● Task: Go through the records below and tally the lines that include "part". Answer with the number only.

-- The records follows --

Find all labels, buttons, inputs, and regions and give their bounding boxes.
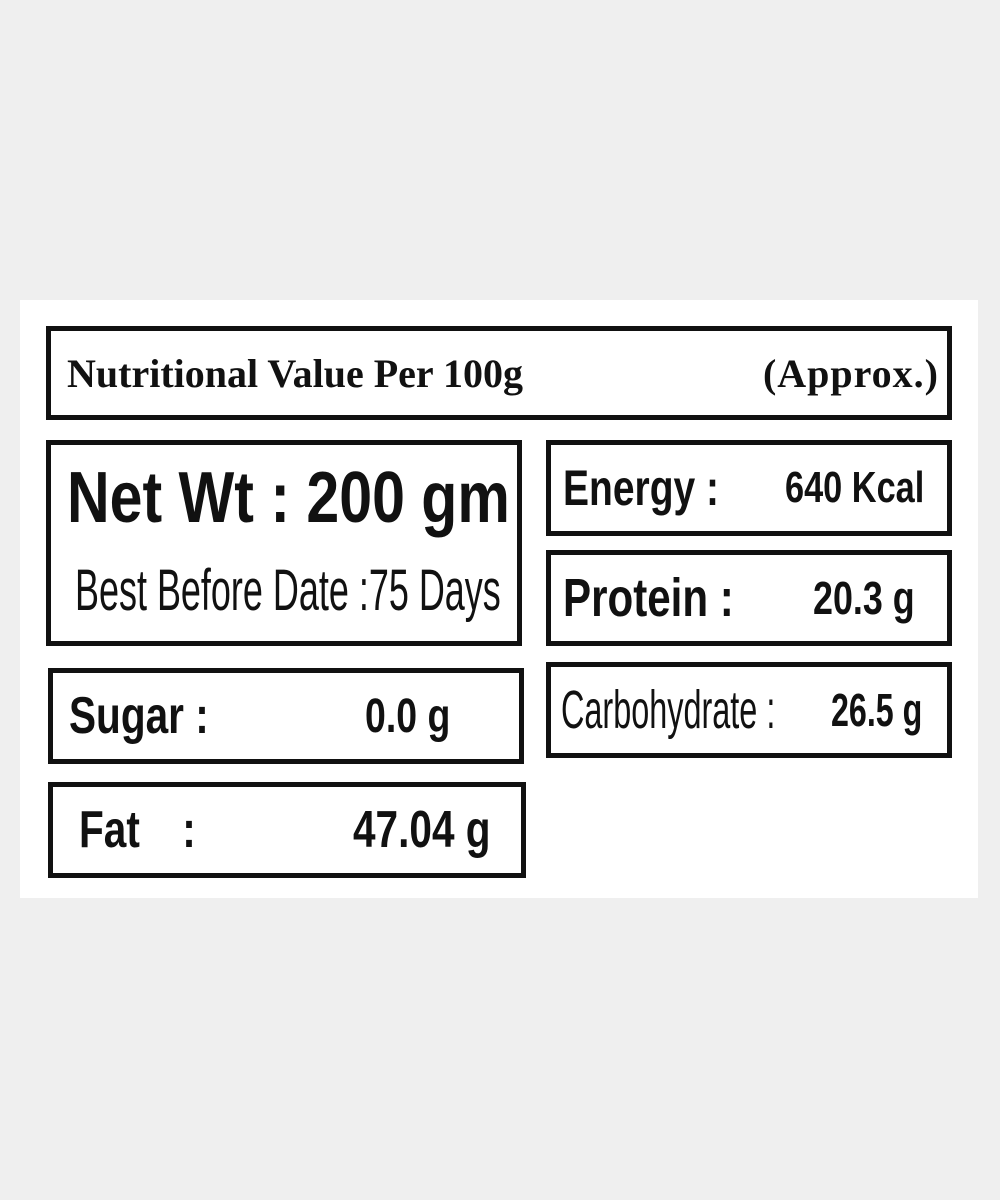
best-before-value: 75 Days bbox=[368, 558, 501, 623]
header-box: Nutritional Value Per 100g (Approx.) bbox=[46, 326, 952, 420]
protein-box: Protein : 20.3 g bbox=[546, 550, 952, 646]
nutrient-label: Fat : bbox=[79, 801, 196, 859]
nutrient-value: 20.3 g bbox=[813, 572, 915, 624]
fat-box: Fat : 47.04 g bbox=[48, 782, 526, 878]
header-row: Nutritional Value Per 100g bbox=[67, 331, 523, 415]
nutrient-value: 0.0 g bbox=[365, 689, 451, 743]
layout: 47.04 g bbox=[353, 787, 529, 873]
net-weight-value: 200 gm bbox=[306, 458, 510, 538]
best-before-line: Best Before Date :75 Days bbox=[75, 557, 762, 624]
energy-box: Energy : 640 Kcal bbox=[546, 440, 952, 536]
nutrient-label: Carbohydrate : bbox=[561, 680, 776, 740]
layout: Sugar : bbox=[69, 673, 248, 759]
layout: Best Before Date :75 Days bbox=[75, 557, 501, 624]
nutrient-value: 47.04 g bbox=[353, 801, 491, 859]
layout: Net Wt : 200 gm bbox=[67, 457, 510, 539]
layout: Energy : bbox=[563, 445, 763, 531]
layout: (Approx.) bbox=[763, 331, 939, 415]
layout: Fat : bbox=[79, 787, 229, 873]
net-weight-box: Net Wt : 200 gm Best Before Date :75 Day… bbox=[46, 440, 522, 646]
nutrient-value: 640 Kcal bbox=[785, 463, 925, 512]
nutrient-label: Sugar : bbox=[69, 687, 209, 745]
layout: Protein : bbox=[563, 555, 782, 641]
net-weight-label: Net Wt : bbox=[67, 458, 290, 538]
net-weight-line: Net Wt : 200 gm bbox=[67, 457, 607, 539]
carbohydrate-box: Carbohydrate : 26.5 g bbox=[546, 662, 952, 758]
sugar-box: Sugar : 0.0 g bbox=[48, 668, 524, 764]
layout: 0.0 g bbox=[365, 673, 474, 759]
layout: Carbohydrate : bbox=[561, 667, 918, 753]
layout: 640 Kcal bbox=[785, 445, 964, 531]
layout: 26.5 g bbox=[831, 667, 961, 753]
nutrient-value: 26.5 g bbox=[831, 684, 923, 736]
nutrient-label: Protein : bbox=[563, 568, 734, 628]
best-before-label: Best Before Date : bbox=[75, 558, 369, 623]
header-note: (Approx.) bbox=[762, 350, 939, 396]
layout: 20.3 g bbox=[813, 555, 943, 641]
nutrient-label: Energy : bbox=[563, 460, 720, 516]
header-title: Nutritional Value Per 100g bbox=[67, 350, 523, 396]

-- The records concluded --
-- The records follows --

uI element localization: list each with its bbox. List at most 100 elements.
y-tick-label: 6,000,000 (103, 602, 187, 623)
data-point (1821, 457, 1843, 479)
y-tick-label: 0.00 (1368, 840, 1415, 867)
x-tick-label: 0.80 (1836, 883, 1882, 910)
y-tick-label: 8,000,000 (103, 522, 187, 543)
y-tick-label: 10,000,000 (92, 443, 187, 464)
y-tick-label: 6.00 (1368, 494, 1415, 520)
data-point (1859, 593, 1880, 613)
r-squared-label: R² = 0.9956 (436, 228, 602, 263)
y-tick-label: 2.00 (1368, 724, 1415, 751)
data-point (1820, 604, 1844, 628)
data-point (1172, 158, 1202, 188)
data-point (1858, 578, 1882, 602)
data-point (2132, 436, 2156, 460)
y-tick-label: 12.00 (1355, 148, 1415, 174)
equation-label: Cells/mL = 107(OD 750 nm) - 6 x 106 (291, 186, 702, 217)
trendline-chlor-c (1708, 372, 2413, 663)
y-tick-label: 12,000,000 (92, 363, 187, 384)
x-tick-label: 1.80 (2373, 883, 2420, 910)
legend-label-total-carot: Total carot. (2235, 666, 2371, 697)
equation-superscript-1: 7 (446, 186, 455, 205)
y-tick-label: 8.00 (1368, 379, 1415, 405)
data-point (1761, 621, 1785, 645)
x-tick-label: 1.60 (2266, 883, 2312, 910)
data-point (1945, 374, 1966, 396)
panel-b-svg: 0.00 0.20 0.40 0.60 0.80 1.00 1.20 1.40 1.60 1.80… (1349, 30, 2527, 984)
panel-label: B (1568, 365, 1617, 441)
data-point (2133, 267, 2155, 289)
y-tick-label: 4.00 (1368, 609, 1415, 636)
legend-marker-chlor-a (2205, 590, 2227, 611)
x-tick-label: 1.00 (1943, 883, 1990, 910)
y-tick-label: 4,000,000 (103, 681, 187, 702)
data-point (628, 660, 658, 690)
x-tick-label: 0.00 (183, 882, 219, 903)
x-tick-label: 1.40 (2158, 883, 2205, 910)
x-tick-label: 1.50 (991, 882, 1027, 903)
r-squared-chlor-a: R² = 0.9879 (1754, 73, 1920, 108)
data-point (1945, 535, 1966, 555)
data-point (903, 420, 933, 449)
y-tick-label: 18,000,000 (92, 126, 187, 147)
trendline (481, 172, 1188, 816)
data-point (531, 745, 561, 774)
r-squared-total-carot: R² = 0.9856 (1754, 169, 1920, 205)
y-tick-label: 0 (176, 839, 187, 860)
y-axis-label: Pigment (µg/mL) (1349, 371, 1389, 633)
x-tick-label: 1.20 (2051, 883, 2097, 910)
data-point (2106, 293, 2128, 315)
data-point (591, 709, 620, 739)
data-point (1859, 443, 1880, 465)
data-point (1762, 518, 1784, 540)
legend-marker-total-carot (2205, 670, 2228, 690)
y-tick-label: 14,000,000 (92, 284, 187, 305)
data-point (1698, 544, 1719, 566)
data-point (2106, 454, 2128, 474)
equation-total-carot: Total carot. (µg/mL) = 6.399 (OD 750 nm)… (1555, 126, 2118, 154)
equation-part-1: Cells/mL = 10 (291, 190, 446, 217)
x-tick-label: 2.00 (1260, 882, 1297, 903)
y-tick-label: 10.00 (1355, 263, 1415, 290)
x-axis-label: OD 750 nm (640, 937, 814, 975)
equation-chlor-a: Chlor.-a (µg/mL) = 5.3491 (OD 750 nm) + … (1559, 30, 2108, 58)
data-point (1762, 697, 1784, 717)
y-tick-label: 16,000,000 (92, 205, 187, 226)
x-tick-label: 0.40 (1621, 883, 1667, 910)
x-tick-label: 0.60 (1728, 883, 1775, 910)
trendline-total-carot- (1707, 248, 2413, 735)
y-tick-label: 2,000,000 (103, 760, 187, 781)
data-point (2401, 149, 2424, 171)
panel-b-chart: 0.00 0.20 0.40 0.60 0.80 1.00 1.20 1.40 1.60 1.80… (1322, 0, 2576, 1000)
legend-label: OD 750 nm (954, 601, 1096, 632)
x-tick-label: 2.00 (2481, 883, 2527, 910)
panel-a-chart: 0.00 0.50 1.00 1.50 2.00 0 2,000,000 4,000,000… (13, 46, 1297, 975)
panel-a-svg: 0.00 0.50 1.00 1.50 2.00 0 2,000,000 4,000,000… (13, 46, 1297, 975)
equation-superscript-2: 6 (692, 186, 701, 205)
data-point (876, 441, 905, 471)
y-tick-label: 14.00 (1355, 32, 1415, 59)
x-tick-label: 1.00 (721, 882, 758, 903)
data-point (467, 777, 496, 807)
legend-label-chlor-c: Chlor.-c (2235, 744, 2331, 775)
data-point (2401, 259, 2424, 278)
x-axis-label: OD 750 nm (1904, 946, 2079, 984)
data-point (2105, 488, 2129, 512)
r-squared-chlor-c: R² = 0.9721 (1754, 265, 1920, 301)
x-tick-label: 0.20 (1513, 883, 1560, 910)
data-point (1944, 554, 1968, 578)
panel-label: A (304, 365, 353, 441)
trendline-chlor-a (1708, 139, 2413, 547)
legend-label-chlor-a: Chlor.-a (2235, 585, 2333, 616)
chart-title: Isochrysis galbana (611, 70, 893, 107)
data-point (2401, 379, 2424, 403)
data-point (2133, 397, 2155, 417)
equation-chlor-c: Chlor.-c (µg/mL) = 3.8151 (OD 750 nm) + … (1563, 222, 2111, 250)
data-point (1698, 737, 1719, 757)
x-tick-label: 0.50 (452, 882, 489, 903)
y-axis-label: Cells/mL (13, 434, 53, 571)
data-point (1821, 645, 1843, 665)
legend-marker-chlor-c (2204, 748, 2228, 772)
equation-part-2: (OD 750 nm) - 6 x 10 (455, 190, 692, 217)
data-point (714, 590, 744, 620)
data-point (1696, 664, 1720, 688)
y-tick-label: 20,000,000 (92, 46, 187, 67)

-- The records concluded --

● Problem solution: 2